- **Short task**:
Count the lines in the rows below that contain the string "keyword", treating uppercase and lowercase as different, and reply with only the number.

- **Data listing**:
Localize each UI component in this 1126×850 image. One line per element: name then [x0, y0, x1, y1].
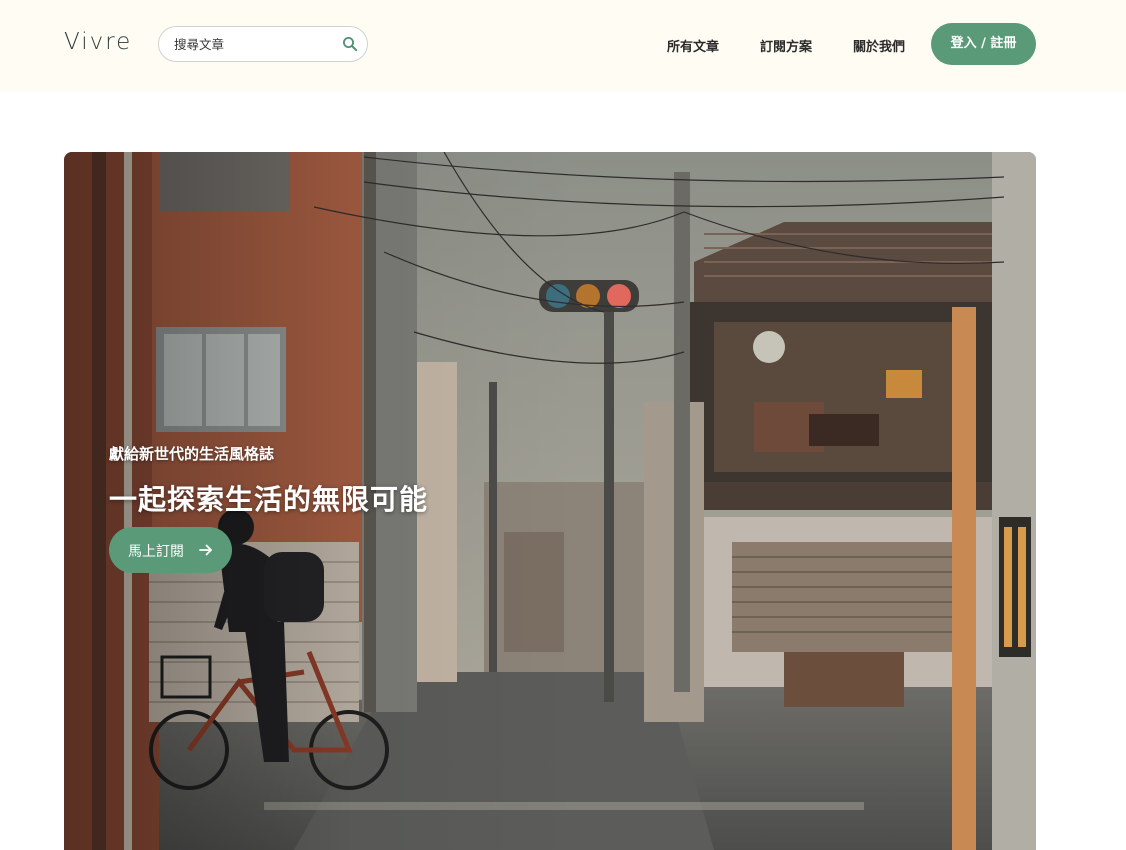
subscribe-now-label: 馬上訂閱: [128, 544, 184, 560]
search-icon[interactable]: [342, 36, 358, 52]
nav-subscription-plans[interactable]: 訂閱方案: [760, 36, 812, 55]
arrow-right-icon: [199, 544, 212, 556]
subscribe-now-button[interactable]: 馬上訂閱: [109, 527, 232, 573]
site-header: Vivre 所有文章 訂閱方案 關於我們 登入 / 註冊: [0, 0, 1126, 92]
hero-banner: 獻給新世代的生活風格誌 一起探索生活的無限可能 馬上訂閱: [64, 152, 1036, 850]
search-box[interactable]: [158, 26, 368, 62]
site-logo[interactable]: Vivre: [64, 29, 132, 55]
hero-title: 一起探索生活的無限可能: [109, 483, 429, 516]
hero-subtitle: 獻給新世代的生活風格誌: [109, 445, 275, 463]
nav-about-us[interactable]: 關於我們: [853, 36, 905, 55]
search-input[interactable]: [174, 35, 334, 53]
login-register-button[interactable]: 登入 / 註冊: [931, 23, 1036, 65]
nav-all-articles[interactable]: 所有文章: [667, 36, 719, 55]
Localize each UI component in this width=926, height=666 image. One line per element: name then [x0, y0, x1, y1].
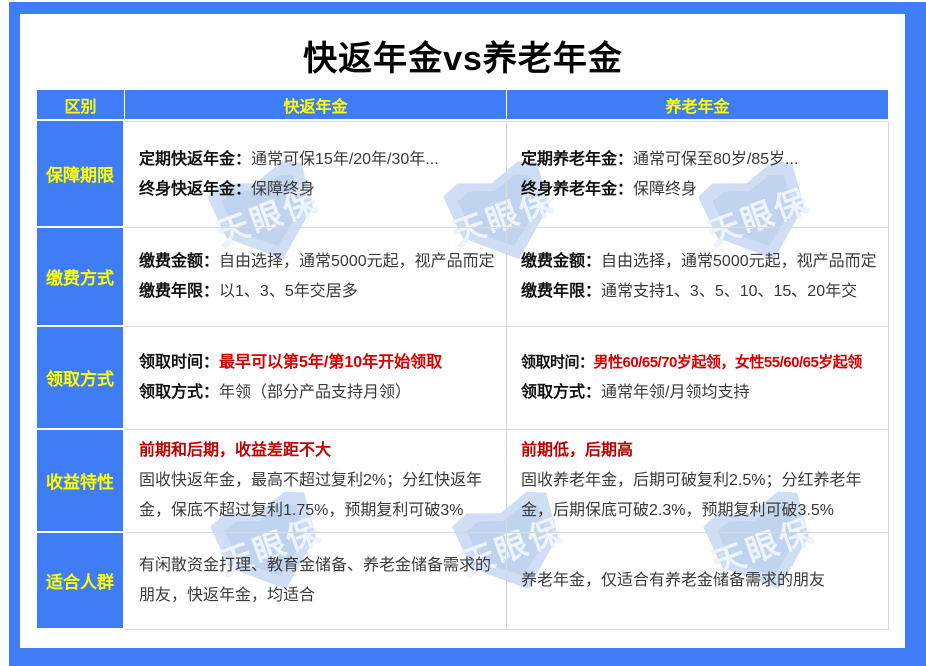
cell-withdrawal-method-left: 领取时间：最早可以第5年/第10年开始领取 领取方式：年领（部分产品支持月领） [125, 327, 507, 430]
line-text: 年领（部分产品支持月领） [219, 384, 411, 401]
line-label: 缴费金额： [139, 253, 219, 270]
line-label: 定期快返年金： [139, 151, 251, 168]
row-label-withdrawal-method: 领取方式 [37, 327, 125, 430]
cell-coverage-period-left: 定期快返年金：通常可保15年/20年/30年... 终身快返年金：保障终身 [125, 121, 507, 228]
line-text: 通常可保至80岁/85岁... [633, 151, 798, 168]
cell-withdrawal-method-right: 领取时间：男性60/65/70岁起领，女性55/60/65岁起领 领取方式：通常… [507, 327, 889, 430]
header-cell-pension-annuity: 养老年金 [507, 90, 889, 121]
line-text: 保障终身 [633, 181, 697, 198]
line-label: 终身快返年金： [139, 181, 251, 198]
line-label: 缴费年限： [139, 283, 219, 300]
line-text: 通常可保15年/20年/30年... [251, 151, 439, 168]
line-label: 领取方式： [521, 384, 601, 401]
line-label: 定期养老年金： [521, 151, 633, 168]
text-line: 定期养老年金：通常可保至80岁/85岁... [521, 145, 880, 175]
cell-body-text: 养老年金，仅适合有养老金储备需求的朋友 [521, 566, 880, 596]
text-line: 领取时间：男性60/65/70岁起领，女性55/60/65岁起领 [521, 348, 880, 378]
header-cell-difference: 区别 [37, 90, 125, 121]
line-text: 以1、3、5年交居多 [219, 283, 358, 300]
line-text: 通常支持1、3、5、10、15、20年交 [601, 283, 857, 300]
line-text-highlight: 男性60/65/70岁起领，女性55/60/65岁起领 [594, 354, 862, 371]
row-label-payment-method: 缴费方式 [37, 228, 125, 327]
page-title: 快返年金vs养老年金 [20, 31, 906, 80]
text-line: 领取方式：年领（部分产品支持月领） [139, 378, 498, 408]
header-cell-quick-return-annuity: 快返年金 [125, 90, 507, 121]
comparison-table: 区别 快返年金 养老年金 保障期限 定期快返年金：通常可保15年/20年/30年… [37, 90, 889, 630]
cell-payment-method-left: 缴费金额：自由选择，通常5000元起，视产品而定 缴费年限：以1、3、5年交居多 [125, 228, 507, 327]
text-line: 缴费金额：自由选择，通常5000元起，视产品而定 [521, 247, 880, 277]
line-text: 自由选择，通常5000元起，视产品而定 [601, 253, 877, 270]
cell-yield-left: 前期和后期，收益差距不大 固收快返年金，最高不超过复利2%；分红快返年金，保底不… [125, 430, 507, 533]
line-label: 终身养老年金： [521, 181, 633, 198]
text-line: 缴费金额：自由选择，通常5000元起，视产品而定 [139, 247, 498, 277]
row-label-yield-characteristics: 收益特性 [37, 430, 125, 533]
cell-body-text: 固收养老年金，后期可破复利2.5%；分红养老年金，后期保底可破2.3%，预期复利… [521, 466, 880, 526]
cell-payment-method-right: 缴费金额：自由选择，通常5000元起，视产品而定 缴费年限：通常支持1、3、5、… [507, 228, 889, 327]
row-label-coverage-period: 保障期限 [37, 121, 125, 228]
cell-body-text: 有闲散资金打理、教育金储备、养老金储备需求的朋友，快返年金，均适合 [139, 551, 498, 611]
cell-suitable-left: 有闲散资金打理、教育金储备、养老金储备需求的朋友，快返年金，均适合 [125, 533, 507, 630]
line-text: 保障终身 [251, 181, 315, 198]
text-line: 缴费年限：以1、3、5年交居多 [139, 277, 498, 307]
line-text: 通常年领/月领均支持 [601, 384, 749, 401]
line-label: 缴费年限： [521, 283, 601, 300]
text-line: 定期快返年金：通常可保15年/20年/30年... [139, 145, 498, 175]
cell-heading-highlight: 前期和后期，收益差距不大 [139, 436, 498, 466]
row-label-suitable-people: 适合人群 [37, 533, 125, 630]
cell-body-text: 固收快返年金，最高不超过复利2%；分红快返年金，保底不超过复利1.75%，预期复… [139, 466, 498, 526]
text-line: 缴费年限：通常支持1、3、5、10、15、20年交 [521, 277, 880, 307]
line-label: 缴费金额： [521, 253, 601, 270]
line-label: 领取方式： [139, 384, 219, 401]
cell-yield-right: 前期低，后期高 固收养老年金，后期可破复利2.5%；分红养老年金，后期保底可破2… [507, 430, 889, 533]
cell-coverage-period-right: 定期养老年金：通常可保至80岁/85岁... 终身养老年金：保障终身 [507, 121, 889, 228]
cell-heading-highlight: 前期低，后期高 [521, 436, 880, 466]
text-line: 领取时间：最早可以第5年/第10年开始领取 [139, 348, 498, 378]
text-line: 终身养老年金：保障终身 [521, 175, 880, 205]
line-label: 领取时间： [521, 354, 594, 371]
line-label: 领取时间： [139, 354, 219, 371]
cell-suitable-right: 养老年金，仅适合有养老金储备需求的朋友 [507, 533, 889, 630]
text-line: 领取方式：通常年领/月领均支持 [521, 378, 880, 408]
text-line: 终身快返年金：保障终身 [139, 175, 498, 205]
line-text-highlight: 最早可以第5年/第10年开始领取 [219, 354, 442, 371]
line-text: 自由选择，通常5000元起，视产品而定 [219, 253, 495, 270]
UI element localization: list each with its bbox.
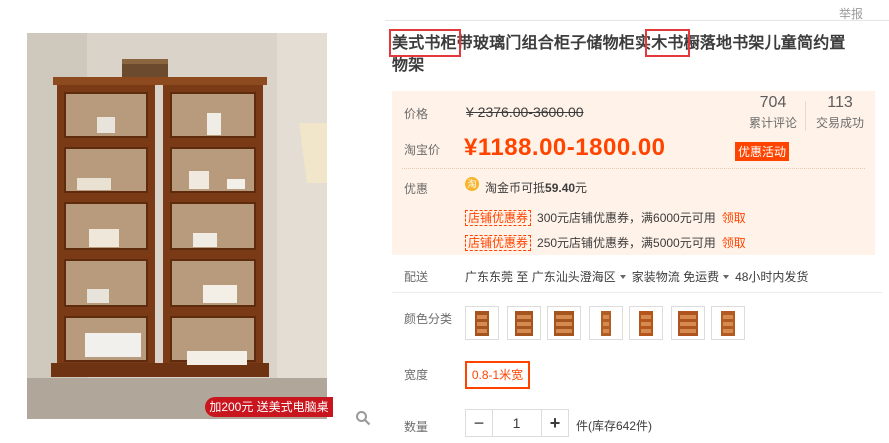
- current-price: ¥1188.00-1800.00: [464, 134, 666, 161]
- promo-banner[interactable]: 加200元 送美式电脑桌: [205, 397, 333, 417]
- stock-info: 件(库存642件): [576, 419, 653, 433]
- ship-method: 家装物流 免运费: [631, 270, 720, 284]
- shipping-details: 广东东莞 至 广东汕头澄海区 家装物流 免运费 48小时内发货: [465, 268, 808, 285]
- color-swatch[interactable]: [547, 306, 581, 340]
- coupon-tag: 店铺优惠券: [465, 235, 532, 251]
- dotted-divider: [402, 168, 865, 169]
- original-price: ¥ 2376.00-3600.00: [466, 104, 584, 120]
- sales-count: 113: [827, 94, 853, 111]
- color-swatch[interactable]: [507, 306, 541, 340]
- quantity-decrement-button[interactable]: −: [465, 409, 493, 437]
- width-label: 宽度: [404, 368, 429, 382]
- coupon-row: 店铺优惠券 300元店铺优惠券，满6000元可用 领取: [465, 209, 746, 226]
- reviews-stat[interactable]: 704 累计评论: [743, 94, 803, 131]
- shipping-row: 配送 广东东莞 至 广东汕头澄海区 家装物流 免运费 48小时内发货: [392, 262, 882, 292]
- price-panel: 价格 ¥ 2376.00-3600.00 704 累计评论 113 交易成功 淘…: [392, 91, 875, 255]
- top-divider: [385, 0, 889, 21]
- price-label: 价格: [404, 107, 429, 121]
- bookcase-illustration: [27, 33, 327, 419]
- ship-time: 48小时内发货: [735, 270, 809, 284]
- shipping-label: 配送: [404, 270, 429, 284]
- quantity-input[interactable]: 1: [492, 409, 541, 437]
- chevron-down-icon: [723, 274, 730, 279]
- color-swatch[interactable]: [589, 306, 623, 340]
- color-swatch[interactable]: [671, 306, 705, 340]
- quantity-label: 数量: [404, 420, 429, 434]
- claim-coupon-link[interactable]: 领取: [722, 236, 746, 250]
- product-title: 美式书柜带玻璃门组合柜子储物柜实木书橱落地书架儿童简约置 物架: [392, 33, 886, 77]
- reviews-count: 704: [759, 94, 787, 111]
- color-label: 颜色分类: [404, 312, 453, 326]
- ship-destination-select[interactable]: 广东汕头澄海区: [532, 270, 632, 284]
- zoom-icon[interactable]: [355, 410, 371, 429]
- reviews-label: 累计评论: [748, 116, 797, 130]
- discount-label: 优惠: [404, 182, 429, 196]
- quantity-increment-button[interactable]: +: [541, 409, 569, 437]
- taojinbi-coin-icon: 淘: [465, 177, 479, 191]
- coupon-desc: 250元店铺优惠券，满5000元可用: [537, 236, 716, 250]
- highlight-box-keyword-2: [645, 29, 690, 57]
- ship-from: 广东东莞: [465, 270, 514, 284]
- product-image[interactable]: [27, 33, 327, 419]
- section-divider: [392, 292, 882, 293]
- coin-offer-text: 淘金币可抵: [485, 181, 546, 195]
- sales-label: 交易成功: [815, 116, 864, 130]
- ship-to-word: 至: [516, 270, 529, 284]
- coupon-row: 店铺优惠券 250元店铺优惠券，满5000元可用 领取: [465, 234, 746, 251]
- ship-destination: 广东汕头澄海区: [531, 270, 616, 284]
- sales-stat: 113 交易成功: [810, 94, 870, 131]
- title-line-2: 物架: [392, 57, 425, 74]
- title-line-1: 美式书柜带玻璃门组合柜子储物柜实木书橱落地书架儿童简约置: [392, 35, 846, 52]
- color-swatch[interactable]: [629, 306, 663, 340]
- coupon-desc: 300元店铺优惠券，满6000元可用: [537, 211, 716, 225]
- width-option-selected[interactable]: 0.8-1米宽: [465, 361, 530, 389]
- color-swatch[interactable]: [465, 306, 499, 340]
- coin-offer-amount: 59.40: [545, 181, 576, 195]
- coin-offer-unit: 元: [575, 181, 588, 195]
- color-swatch[interactable]: [711, 306, 745, 340]
- coin-offer: 淘金币可抵59.40元: [485, 179, 587, 196]
- claim-coupon-link[interactable]: 领取: [722, 211, 746, 225]
- ship-method-select[interactable]: 家装物流 免运费: [632, 270, 735, 284]
- coupon-tag: 店铺优惠券: [465, 210, 532, 226]
- taobao-price-label: 淘宝价: [404, 143, 441, 157]
- stat-divider: [805, 101, 806, 131]
- chevron-down-icon: [619, 274, 626, 279]
- promotion-badge[interactable]: 优惠活动: [735, 142, 790, 161]
- report-link[interactable]: 举报: [839, 5, 863, 22]
- highlight-box-keyword-1: [389, 29, 461, 57]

- **Task answer**:
2